Dataset records
· · · · ·
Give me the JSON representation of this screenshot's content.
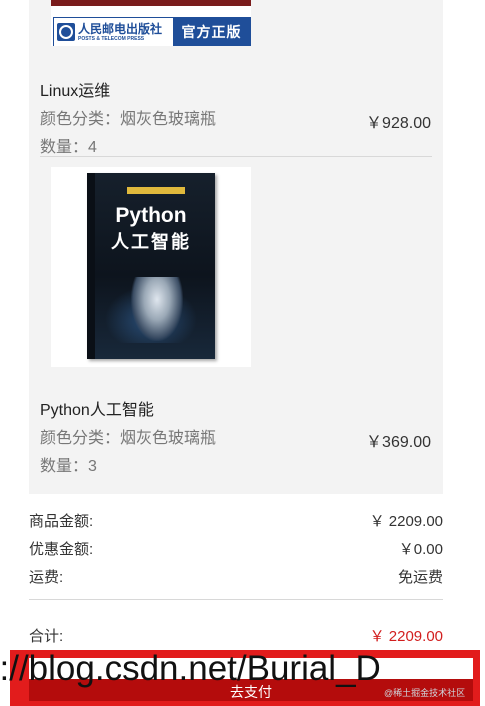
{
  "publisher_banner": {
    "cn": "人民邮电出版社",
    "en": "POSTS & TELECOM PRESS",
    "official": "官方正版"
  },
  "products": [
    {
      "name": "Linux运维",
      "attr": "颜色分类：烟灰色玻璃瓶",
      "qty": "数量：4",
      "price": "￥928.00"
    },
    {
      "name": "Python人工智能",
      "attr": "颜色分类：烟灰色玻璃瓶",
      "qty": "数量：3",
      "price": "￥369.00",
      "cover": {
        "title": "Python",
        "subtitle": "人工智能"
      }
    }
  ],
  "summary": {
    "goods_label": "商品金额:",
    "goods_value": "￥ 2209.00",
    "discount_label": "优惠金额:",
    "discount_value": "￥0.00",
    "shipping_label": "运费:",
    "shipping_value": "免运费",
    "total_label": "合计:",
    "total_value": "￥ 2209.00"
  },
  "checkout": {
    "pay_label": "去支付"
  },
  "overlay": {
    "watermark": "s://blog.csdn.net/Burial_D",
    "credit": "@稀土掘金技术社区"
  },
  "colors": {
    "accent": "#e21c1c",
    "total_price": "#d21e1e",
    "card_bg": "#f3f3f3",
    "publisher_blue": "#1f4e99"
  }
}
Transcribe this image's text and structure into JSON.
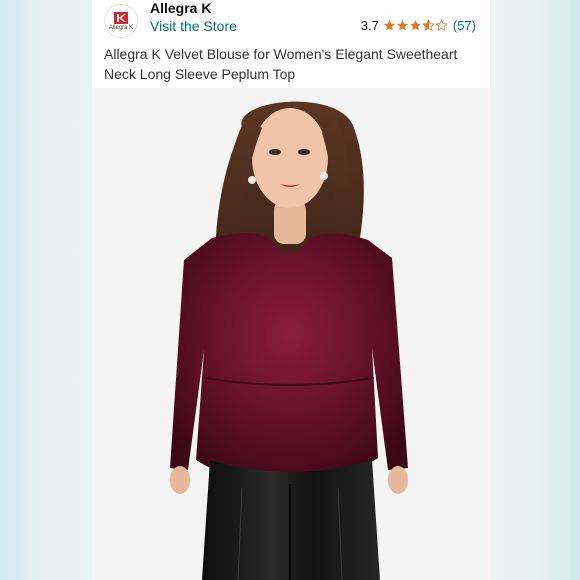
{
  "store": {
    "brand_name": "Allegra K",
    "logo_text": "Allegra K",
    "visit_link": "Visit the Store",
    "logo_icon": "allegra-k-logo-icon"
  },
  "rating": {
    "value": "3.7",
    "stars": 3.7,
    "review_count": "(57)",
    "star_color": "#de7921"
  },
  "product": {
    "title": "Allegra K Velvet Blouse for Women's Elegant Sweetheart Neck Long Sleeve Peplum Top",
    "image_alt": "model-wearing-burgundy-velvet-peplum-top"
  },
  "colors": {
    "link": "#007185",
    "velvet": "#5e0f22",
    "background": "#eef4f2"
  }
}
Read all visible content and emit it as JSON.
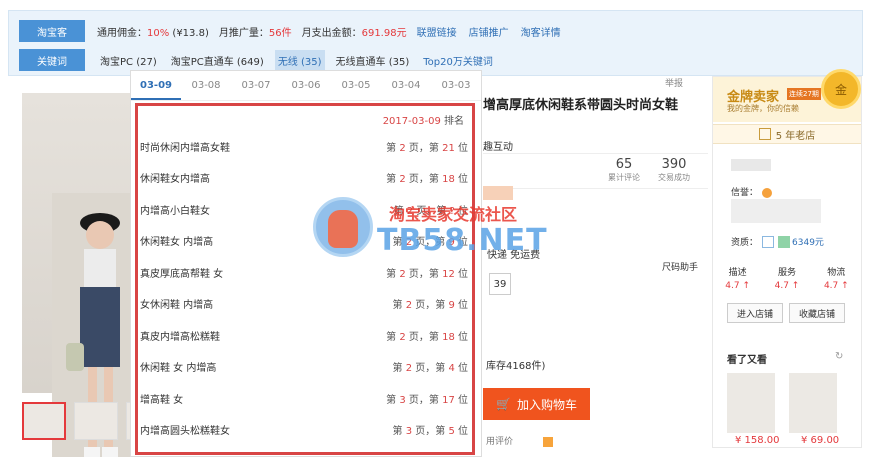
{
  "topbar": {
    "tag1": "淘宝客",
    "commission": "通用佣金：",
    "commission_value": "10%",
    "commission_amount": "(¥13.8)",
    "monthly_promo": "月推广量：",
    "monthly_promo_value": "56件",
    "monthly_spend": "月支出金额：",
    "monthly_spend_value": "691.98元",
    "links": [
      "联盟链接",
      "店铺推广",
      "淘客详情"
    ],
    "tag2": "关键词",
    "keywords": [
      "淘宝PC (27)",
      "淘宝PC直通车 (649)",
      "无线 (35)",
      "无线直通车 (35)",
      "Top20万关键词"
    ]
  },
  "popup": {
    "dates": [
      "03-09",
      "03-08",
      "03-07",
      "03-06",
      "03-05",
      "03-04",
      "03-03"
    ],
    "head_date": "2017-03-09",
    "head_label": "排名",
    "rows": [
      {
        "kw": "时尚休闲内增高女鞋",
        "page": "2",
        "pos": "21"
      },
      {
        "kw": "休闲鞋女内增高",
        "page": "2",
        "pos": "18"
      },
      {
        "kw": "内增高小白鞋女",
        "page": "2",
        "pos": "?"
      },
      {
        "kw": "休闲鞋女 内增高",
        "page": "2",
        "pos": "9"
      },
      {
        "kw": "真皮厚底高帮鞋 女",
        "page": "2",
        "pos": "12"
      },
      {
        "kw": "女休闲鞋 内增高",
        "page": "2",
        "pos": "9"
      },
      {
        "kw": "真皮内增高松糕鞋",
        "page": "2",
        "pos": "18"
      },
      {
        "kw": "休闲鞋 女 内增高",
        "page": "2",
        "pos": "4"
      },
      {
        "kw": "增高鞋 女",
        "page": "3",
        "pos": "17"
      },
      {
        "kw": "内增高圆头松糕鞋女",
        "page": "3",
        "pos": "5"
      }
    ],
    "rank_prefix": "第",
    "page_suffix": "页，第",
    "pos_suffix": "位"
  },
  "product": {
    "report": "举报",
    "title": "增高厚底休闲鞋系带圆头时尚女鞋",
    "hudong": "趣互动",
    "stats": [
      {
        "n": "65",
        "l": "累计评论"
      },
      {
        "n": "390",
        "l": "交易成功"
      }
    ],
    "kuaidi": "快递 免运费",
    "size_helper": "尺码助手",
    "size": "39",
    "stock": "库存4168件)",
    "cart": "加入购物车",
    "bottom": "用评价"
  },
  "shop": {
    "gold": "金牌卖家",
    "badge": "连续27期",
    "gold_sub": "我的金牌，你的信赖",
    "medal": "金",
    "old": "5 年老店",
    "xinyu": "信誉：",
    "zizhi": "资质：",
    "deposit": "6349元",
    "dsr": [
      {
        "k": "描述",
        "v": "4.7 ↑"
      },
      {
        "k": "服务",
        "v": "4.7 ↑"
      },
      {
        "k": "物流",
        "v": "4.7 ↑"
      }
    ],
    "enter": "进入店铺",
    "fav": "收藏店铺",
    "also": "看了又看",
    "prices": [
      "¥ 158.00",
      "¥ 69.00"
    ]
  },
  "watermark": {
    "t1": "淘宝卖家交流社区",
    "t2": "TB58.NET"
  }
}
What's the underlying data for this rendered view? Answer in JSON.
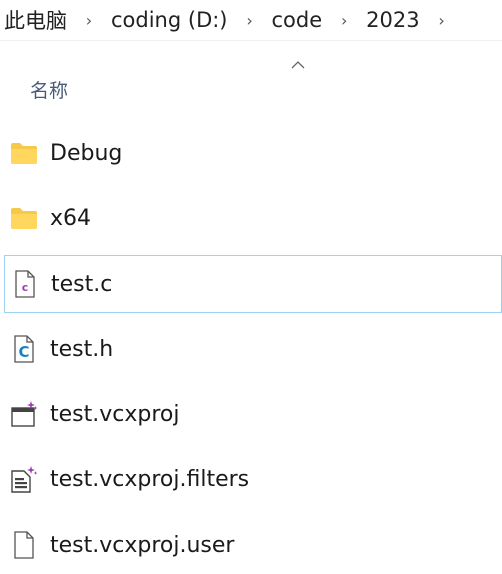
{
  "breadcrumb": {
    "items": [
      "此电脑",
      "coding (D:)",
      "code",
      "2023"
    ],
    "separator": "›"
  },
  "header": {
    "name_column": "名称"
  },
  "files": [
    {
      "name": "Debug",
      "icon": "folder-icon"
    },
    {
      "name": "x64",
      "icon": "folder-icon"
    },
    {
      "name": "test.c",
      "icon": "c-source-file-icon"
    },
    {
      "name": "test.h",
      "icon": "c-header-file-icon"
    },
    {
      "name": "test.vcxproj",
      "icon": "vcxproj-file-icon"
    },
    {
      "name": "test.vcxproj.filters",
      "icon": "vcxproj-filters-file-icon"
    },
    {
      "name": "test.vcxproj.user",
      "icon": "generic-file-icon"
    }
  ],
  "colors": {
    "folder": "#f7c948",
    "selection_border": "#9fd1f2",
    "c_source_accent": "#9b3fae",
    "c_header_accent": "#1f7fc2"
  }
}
· · · · ·
_Task directions_. Repeat the full listing above exactly, with no pictures in the copy.

_Written solution_.
Give me the JSON representation of this screenshot's content.
{
  "publisher_banner": {
    "cn": "人民邮电出版社",
    "en": "POSTS & TELECOM PRESS",
    "official": "官方正版"
  },
  "products": [
    {
      "name": "Linux运维",
      "attr": "颜色分类：烟灰色玻璃瓶",
      "qty": "数量：4",
      "price": "￥928.00"
    },
    {
      "name": "Python人工智能",
      "attr": "颜色分类：烟灰色玻璃瓶",
      "qty": "数量：3",
      "price": "￥369.00",
      "cover": {
        "title": "Python",
        "subtitle": "人工智能"
      }
    }
  ],
  "summary": {
    "goods_label": "商品金额:",
    "goods_value": "￥ 2209.00",
    "discount_label": "优惠金额:",
    "discount_value": "￥0.00",
    "shipping_label": "运费:",
    "shipping_value": "免运费",
    "total_label": "合计:",
    "total_value": "￥ 2209.00"
  },
  "checkout": {
    "pay_label": "去支付"
  },
  "overlay": {
    "watermark": "s://blog.csdn.net/Burial_D",
    "credit": "@稀土掘金技术社区"
  },
  "colors": {
    "accent": "#e21c1c",
    "total_price": "#d21e1e",
    "card_bg": "#f3f3f3",
    "publisher_blue": "#1f4e99"
  }
}
Transcribe this image's text and structure into JSON.
{
  "store": {
    "brand_name": "Allegra K",
    "logo_text": "Allegra K",
    "visit_link": "Visit the Store",
    "logo_icon": "allegra-k-logo-icon"
  },
  "rating": {
    "value": "3.7",
    "stars": 3.7,
    "review_count": "(57)",
    "star_color": "#de7921"
  },
  "product": {
    "title": "Allegra K Velvet Blouse for Women's Elegant Sweetheart Neck Long Sleeve Peplum Top",
    "image_alt": "model-wearing-burgundy-velvet-peplum-top"
  },
  "colors": {
    "link": "#007185",
    "velvet": "#5e0f22",
    "background": "#eef4f2"
  }
}
Read all visible content and emit it as JSON.
{
  "topbar": {
    "tag1": "淘宝客",
    "commission": "通用佣金：",
    "commission_value": "10%",
    "commission_amount": "(¥13.8)",
    "monthly_promo": "月推广量：",
    "monthly_promo_value": "56件",
    "monthly_spend": "月支出金额：",
    "monthly_spend_value": "691.98元",
    "links": [
      "联盟链接",
      "店铺推广",
      "淘客详情"
    ],
    "tag2": "关键词",
    "keywords": [
      "淘宝PC (27)",
      "淘宝PC直通车 (649)",
      "无线 (35)",
      "无线直通车 (35)",
      "Top20万关键词"
    ]
  },
  "popup": {
    "dates": [
      "03-09",
      "03-08",
      "03-07",
      "03-06",
      "03-05",
      "03-04",
      "03-03"
    ],
    "head_date": "2017-03-09",
    "head_label": "排名",
    "rows": [
      {
        "kw": "时尚休闲内增高女鞋",
        "page": "2",
        "pos": "21"
      },
      {
        "kw": "休闲鞋女内增高",
        "page": "2",
        "pos": "18"
      },
      {
        "kw": "内增高小白鞋女",
        "page": "2",
        "pos": "?"
      },
      {
        "kw": "休闲鞋女 内增高",
        "page": "2",
        "pos": "9"
      },
      {
        "kw": "真皮厚底高帮鞋 女",
        "page": "2",
        "pos": "12"
      },
      {
        "kw": "女休闲鞋 内增高",
        "page": "2",
        "pos": "9"
      },
      {
        "kw": "真皮内增高松糕鞋",
        "page": "2",
        "pos": "18"
      },
      {
        "kw": "休闲鞋 女 内增高",
        "page": "2",
        "pos": "4"
      },
      {
        "kw": "增高鞋 女",
        "page": "3",
        "pos": "17"
      },
      {
        "kw": "内增高圆头松糕鞋女",
        "page": "3",
        "pos": "5"
      }
    ],
    "rank_prefix": "第",
    "page_suffix": "页，第",
    "pos_suffix": "位"
  },
  "product": {
    "report": "举报",
    "title": "增高厚底休闲鞋系带圆头时尚女鞋",
    "hudong": "趣互动",
    "stats": [
      {
        "n": "65",
        "l": "累计评论"
      },
      {
        "n": "390",
        "l": "交易成功"
      }
    ],
    "kuaidi": "快递 免运费",
    "size_helper": "尺码助手",
    "size": "39",
    "stock": "库存4168件)",
    "cart": "加入购物车",
    "bottom": "用评价"
  },
  "shop": {
    "gold": "金牌卖家",
    "badge": "连续27期",
    "gold_sub": "我的金牌，你的信赖",
    "medal": "金",
    "old": "5 年老店",
    "xinyu": "信誉：",
    "zizhi": "资质：",
    "deposit": "6349元",
    "dsr": [
      {
        "k": "描述",
        "v": "4.7 ↑"
      },
      {
        "k": "服务",
        "v": "4.7 ↑"
      },
      {
        "k": "物流",
        "v": "4.7 ↑"
      }
    ],
    "enter": "进入店铺",
    "fav": "收藏店铺",
    "also": "看了又看",
    "prices": [
      "¥ 158.00",
      "¥ 69.00"
    ]
  },
  "watermark": {
    "t1": "淘宝卖家交流社区",
    "t2": "TB58.NET"
  }
}
What's the underlying data for this rendered view? Answer in JSON.
{
  "breadcrumb": {
    "items": [
      "此电脑",
      "coding (D:)",
      "code",
      "2023"
    ],
    "separator": "›"
  },
  "header": {
    "name_column": "名称"
  },
  "files": [
    {
      "name": "Debug",
      "icon": "folder-icon"
    },
    {
      "name": "x64",
      "icon": "folder-icon"
    },
    {
      "name": "test.c",
      "icon": "c-source-file-icon"
    },
    {
      "name": "test.h",
      "icon": "c-header-file-icon"
    },
    {
      "name": "test.vcxproj",
      "icon": "vcxproj-file-icon"
    },
    {
      "name": "test.vcxproj.filters",
      "icon": "vcxproj-filters-file-icon"
    },
    {
      "name": "test.vcxproj.user",
      "icon": "generic-file-icon"
    }
  ],
  "colors": {
    "folder": "#f7c948",
    "selection_border": "#9fd1f2",
    "c_source_accent": "#9b3fae",
    "c_header_accent": "#1f7fc2"
  }
}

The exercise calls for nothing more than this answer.